→ **Exercise directions**
How many lines of these entries hold the string "color"? Answer with the number alone.

→ **Entries from a dataset**

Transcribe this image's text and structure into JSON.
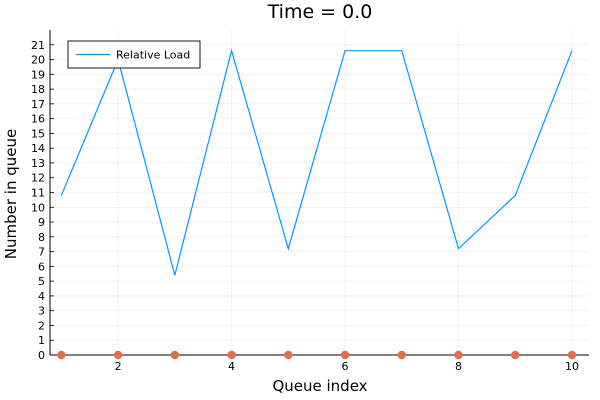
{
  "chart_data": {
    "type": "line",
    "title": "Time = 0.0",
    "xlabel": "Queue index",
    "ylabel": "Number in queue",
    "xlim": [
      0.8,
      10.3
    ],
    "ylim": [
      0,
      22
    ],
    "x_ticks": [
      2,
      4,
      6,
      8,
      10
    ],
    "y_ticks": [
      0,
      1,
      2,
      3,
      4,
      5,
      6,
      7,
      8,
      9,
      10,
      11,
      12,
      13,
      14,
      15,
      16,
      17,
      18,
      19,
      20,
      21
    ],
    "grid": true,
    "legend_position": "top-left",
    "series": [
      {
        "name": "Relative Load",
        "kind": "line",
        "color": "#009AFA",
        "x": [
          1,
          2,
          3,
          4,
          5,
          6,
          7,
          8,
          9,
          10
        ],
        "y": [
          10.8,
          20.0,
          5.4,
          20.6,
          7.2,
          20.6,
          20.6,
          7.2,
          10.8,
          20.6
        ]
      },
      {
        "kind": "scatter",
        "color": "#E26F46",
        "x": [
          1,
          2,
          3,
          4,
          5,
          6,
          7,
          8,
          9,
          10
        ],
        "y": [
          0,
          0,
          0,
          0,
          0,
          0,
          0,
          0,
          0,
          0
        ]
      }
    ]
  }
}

==

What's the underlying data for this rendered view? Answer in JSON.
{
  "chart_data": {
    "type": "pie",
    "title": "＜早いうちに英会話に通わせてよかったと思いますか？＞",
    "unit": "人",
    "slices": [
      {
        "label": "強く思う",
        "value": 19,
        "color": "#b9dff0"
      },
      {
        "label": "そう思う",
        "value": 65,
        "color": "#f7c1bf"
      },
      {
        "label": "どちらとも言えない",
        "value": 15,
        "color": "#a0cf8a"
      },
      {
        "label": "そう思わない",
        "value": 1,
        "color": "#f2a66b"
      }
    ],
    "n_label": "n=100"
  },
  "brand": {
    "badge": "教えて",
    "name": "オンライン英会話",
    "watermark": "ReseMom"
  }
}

→ **Solution to this task**
6